▸ **SOURCE DATA**
━━━━━━
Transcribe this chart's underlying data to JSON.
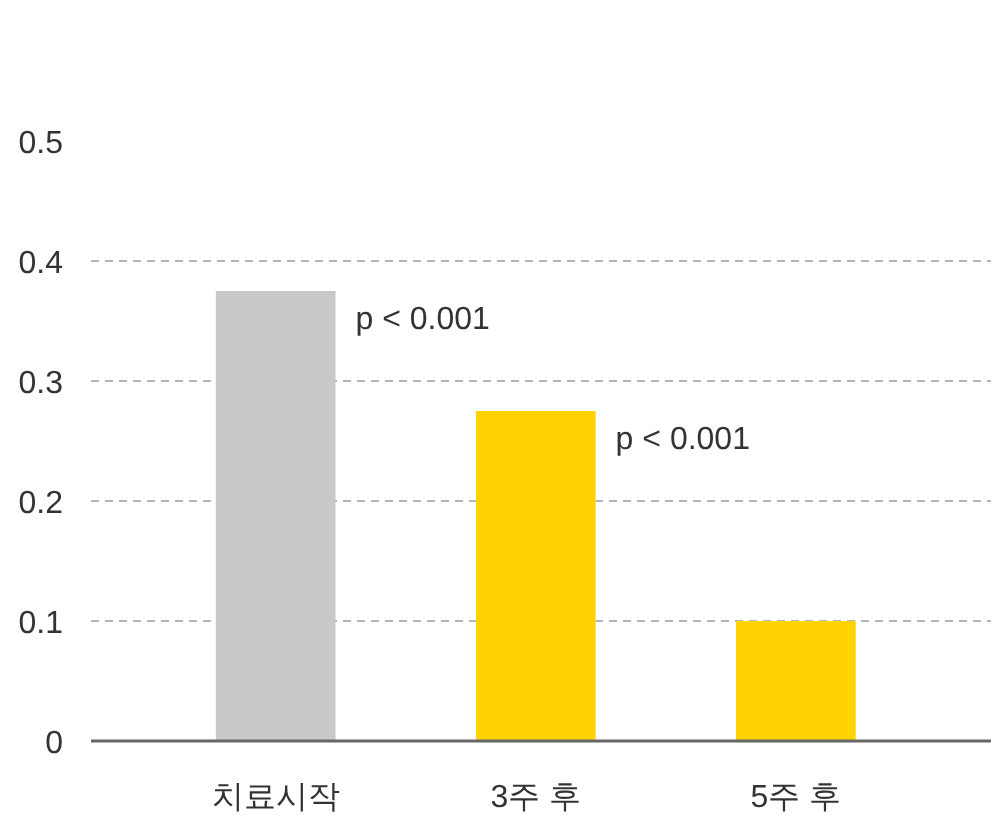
{
  "chart_data": {
    "type": "bar",
    "categories": [
      "치료시작",
      "3주 후",
      "5주 후"
    ],
    "values": [
      0.375,
      0.275,
      0.1
    ],
    "colors": [
      "#c8c8c8",
      "#ffd200",
      "#ffd200"
    ],
    "ylim": [
      0,
      0.5
    ],
    "yticks": [
      0,
      0.1,
      0.2,
      0.3,
      0.4,
      0.5
    ],
    "grid": "y",
    "annotations": [
      {
        "text": "p < 0.001",
        "x": "치료시작",
        "y": 0.375
      },
      {
        "text": "p < 0.001",
        "x": "3주 후",
        "y": 0.275
      }
    ]
  }
}
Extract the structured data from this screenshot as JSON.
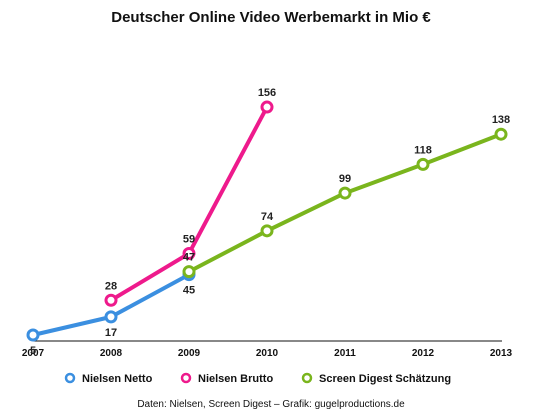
{
  "chart_data": {
    "type": "line",
    "title": "Deutscher Online Video Werbemarkt in Mio €",
    "xlabel": "",
    "ylabel": "",
    "categories": [
      "2007",
      "2008",
      "2009",
      "2010",
      "2011",
      "2012",
      "2013"
    ],
    "ylim": [
      5,
      160
    ],
    "grid": false,
    "legend_position": "bottom",
    "series": [
      {
        "name": "Nielsen Netto",
        "color": "#3b8fe0",
        "x": [
          "2007",
          "2008",
          "2009"
        ],
        "values": [
          5,
          17,
          45
        ],
        "labels": [
          "5",
          "17",
          "45"
        ],
        "label_side": [
          "below",
          "below",
          "below"
        ]
      },
      {
        "name": "Nielsen Brutto",
        "color": "#ee1a8c",
        "x": [
          "2008",
          "2009",
          "2010"
        ],
        "values": [
          28,
          59,
          156
        ],
        "labels": [
          "28",
          "59",
          "156"
        ],
        "label_side": [
          "above",
          "above",
          "above"
        ]
      },
      {
        "name": "Screen Digest Schätzung",
        "color": "#7ab51d",
        "x": [
          "2009",
          "2010",
          "2011",
          "2012",
          "2013"
        ],
        "values": [
          47,
          74,
          99,
          118,
          138
        ],
        "labels": [
          "47",
          "74",
          "99",
          "118",
          "138"
        ],
        "label_side": [
          "above",
          "above",
          "above",
          "above",
          "above"
        ]
      }
    ]
  },
  "source_note": "Daten: Nielsen, Screen Digest – Grafik: gugelproductions.de"
}
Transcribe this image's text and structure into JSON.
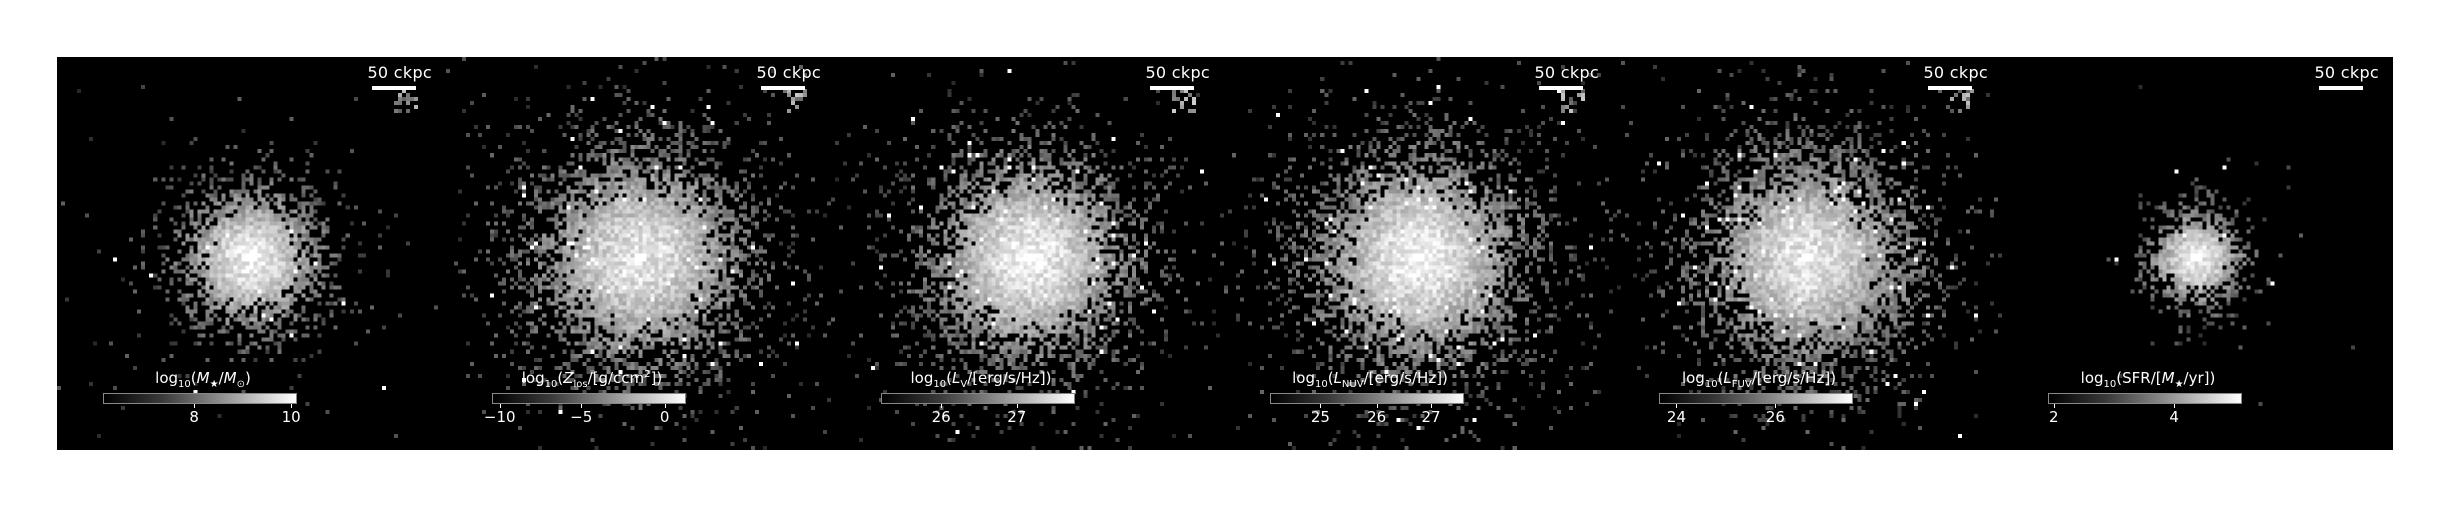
{
  "scale_label": "50 ckpc",
  "panels": [
    {
      "title_html": "log<sub>10</sub>(<i>M</i><sub>★</sub>/<i>M</i><sub>⊙</sub>)",
      "ticks": [
        {
          "label": "8"
        },
        {
          "label": "10"
        }
      ],
      "ticks_frac": [
        0.47,
        0.97
      ],
      "spread": 0.55,
      "core": 1.0,
      "noise": 0.35
    },
    {
      "title_html": "log<sub>10</sub>(<i>Z</i><sub>los</sub>/[g/ccm<sup>2</sup>])",
      "ticks": [
        {
          "label": "−10"
        },
        {
          "label": "−5"
        },
        {
          "label": "0"
        }
      ],
      "ticks_frac": [
        0.04,
        0.46,
        0.89
      ],
      "spread": 1.0,
      "core": 0.95,
      "noise": 0.6
    },
    {
      "title_html": "log<sub>10</sub>(<i>L</i><sub>V</sub>/[erg/s/Hz])",
      "ticks": [
        {
          "label": "26"
        },
        {
          "label": "27"
        }
      ],
      "ticks_frac": [
        0.31,
        0.7
      ],
      "spread": 0.95,
      "core": 1.0,
      "noise": 0.55
    },
    {
      "title_html": "log<sub>10</sub>(<i>L</i><sub>NUV</sub>/[erg/s/Hz])",
      "ticks": [
        {
          "label": "25"
        },
        {
          "label": "26"
        },
        {
          "label": "27"
        }
      ],
      "ticks_frac": [
        0.26,
        0.55,
        0.83
      ],
      "spread": 1.0,
      "core": 1.0,
      "noise": 0.7
    },
    {
      "title_html": "log<sub>10</sub>(<i>L</i><sub>FUV</sub>/[erg/s/Hz])",
      "ticks": [
        {
          "label": "24"
        },
        {
          "label": "26"
        }
      ],
      "ticks_frac": [
        0.09,
        0.6
      ],
      "spread": 1.0,
      "core": 0.95,
      "noise": 0.7
    },
    {
      "title_html": "log<sub>10</sub>(SFR/[<i>M</i><sub>★</sub>/yr])",
      "ticks": [
        {
          "label": "2"
        },
        {
          "label": "4"
        }
      ],
      "ticks_frac": [
        0.03,
        0.65
      ],
      "spread": 0.25,
      "core": 1.0,
      "noise": 0.15
    }
  ]
}
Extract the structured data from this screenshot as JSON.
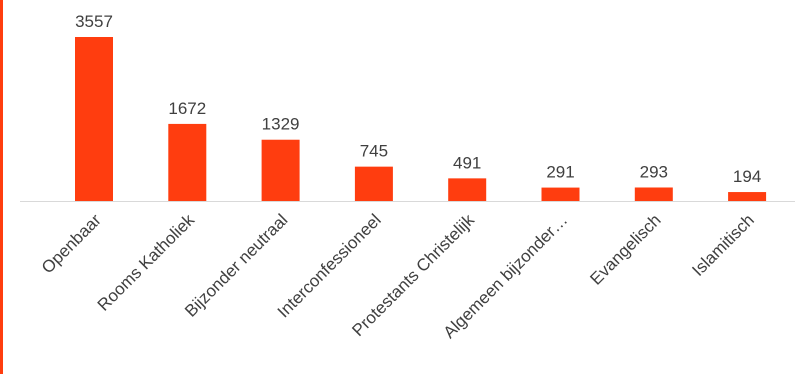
{
  "colors": {
    "bar": "#ff3d0f",
    "axis": "#d9d9d9",
    "edge": "#ff3d0f",
    "text": "#404040"
  },
  "chart_data": {
    "type": "bar",
    "categories": [
      "Openbaar",
      "Rooms Katholiek",
      "Bijzonder neutraal",
      "Interconfessioneel",
      "Protestants Christelijk",
      "Algemeen bijzonder…",
      "Evangelisch",
      "Islamitisch"
    ],
    "values": [
      3557,
      1672,
      1329,
      745,
      491,
      291,
      293,
      194
    ],
    "data_labels": [
      "3557",
      "1672",
      "1329",
      "745",
      "491",
      "291",
      "293",
      "194"
    ],
    "title": "",
    "xlabel": "",
    "ylabel": "",
    "ylim": [
      0,
      3557
    ],
    "grid": false,
    "legend": "none"
  }
}
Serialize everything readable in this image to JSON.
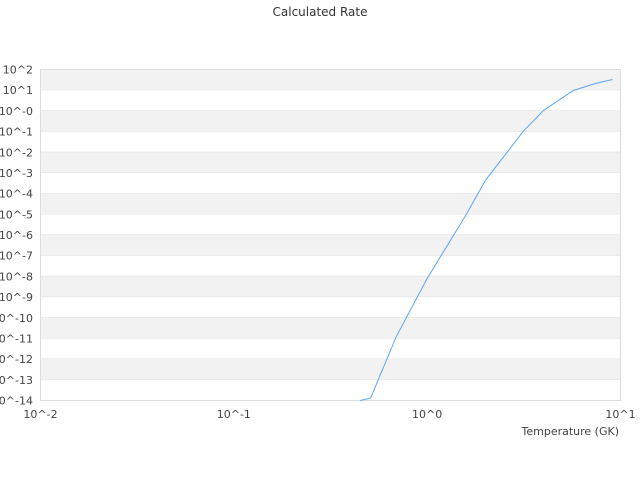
{
  "chart_data": {
    "type": "line",
    "title": "Calculated Rate",
    "xlabel": "Temperature (GK)",
    "ylabel": "",
    "x_scale": "log",
    "y_scale": "log",
    "xlim": [
      0.01,
      10
    ],
    "ylim": [
      1e-14,
      100
    ],
    "x_ticks": [
      {
        "value": 0.01,
        "label": "10^-2"
      },
      {
        "value": 0.1,
        "label": "10^-1"
      },
      {
        "value": 1,
        "label": "10^0"
      },
      {
        "value": 10,
        "label": "10^1"
      }
    ],
    "y_ticks": [
      {
        "value": 100,
        "label": "10^2"
      },
      {
        "value": 10,
        "label": "10^1"
      },
      {
        "value": 1,
        "label": "10^-0"
      },
      {
        "value": 0.1,
        "label": "10^-1"
      },
      {
        "value": 0.01,
        "label": "10^-2"
      },
      {
        "value": 0.001,
        "label": "10^-3"
      },
      {
        "value": 0.0001,
        "label": "10^-4"
      },
      {
        "value": 1e-05,
        "label": "10^-5"
      },
      {
        "value": 1e-06,
        "label": "10^-6"
      },
      {
        "value": 1e-07,
        "label": "10^-7"
      },
      {
        "value": 1e-08,
        "label": "10^-8"
      },
      {
        "value": 1e-09,
        "label": "10^-9"
      },
      {
        "value": 1e-10,
        "label": "10^-10"
      },
      {
        "value": 1e-11,
        "label": "10^-11"
      },
      {
        "value": 1e-12,
        "label": "10^-12"
      },
      {
        "value": 1e-13,
        "label": "10^-13"
      },
      {
        "value": 1e-14,
        "label": "10^-14"
      }
    ],
    "grid": true,
    "alternating_bands": true,
    "series": [
      {
        "color": "#5aa6f0",
        "x": [
          0.45,
          0.51,
          0.69,
          1.0,
          1.58,
          2.0,
          3.16,
          4.0,
          5.7,
          7.4,
          9.1
        ],
        "y": [
          1e-14,
          1.3e-14,
          1.15e-11,
          8e-09,
          8.7e-06,
          0.00044,
          0.11,
          1.05,
          9.7,
          21,
          33
        ]
      }
    ]
  }
}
━━━━━━
▸ **TASK TO CARRY OUT**
Look through the data above. Find each line with the string "noise" and copy it.

▸ **ANSWER IN FULL**
      "noise": 0.35
      "noise": 0.6
      "noise": 0.55
      "noise": 0.7
      "noise": 0.7
      "noise": 0.15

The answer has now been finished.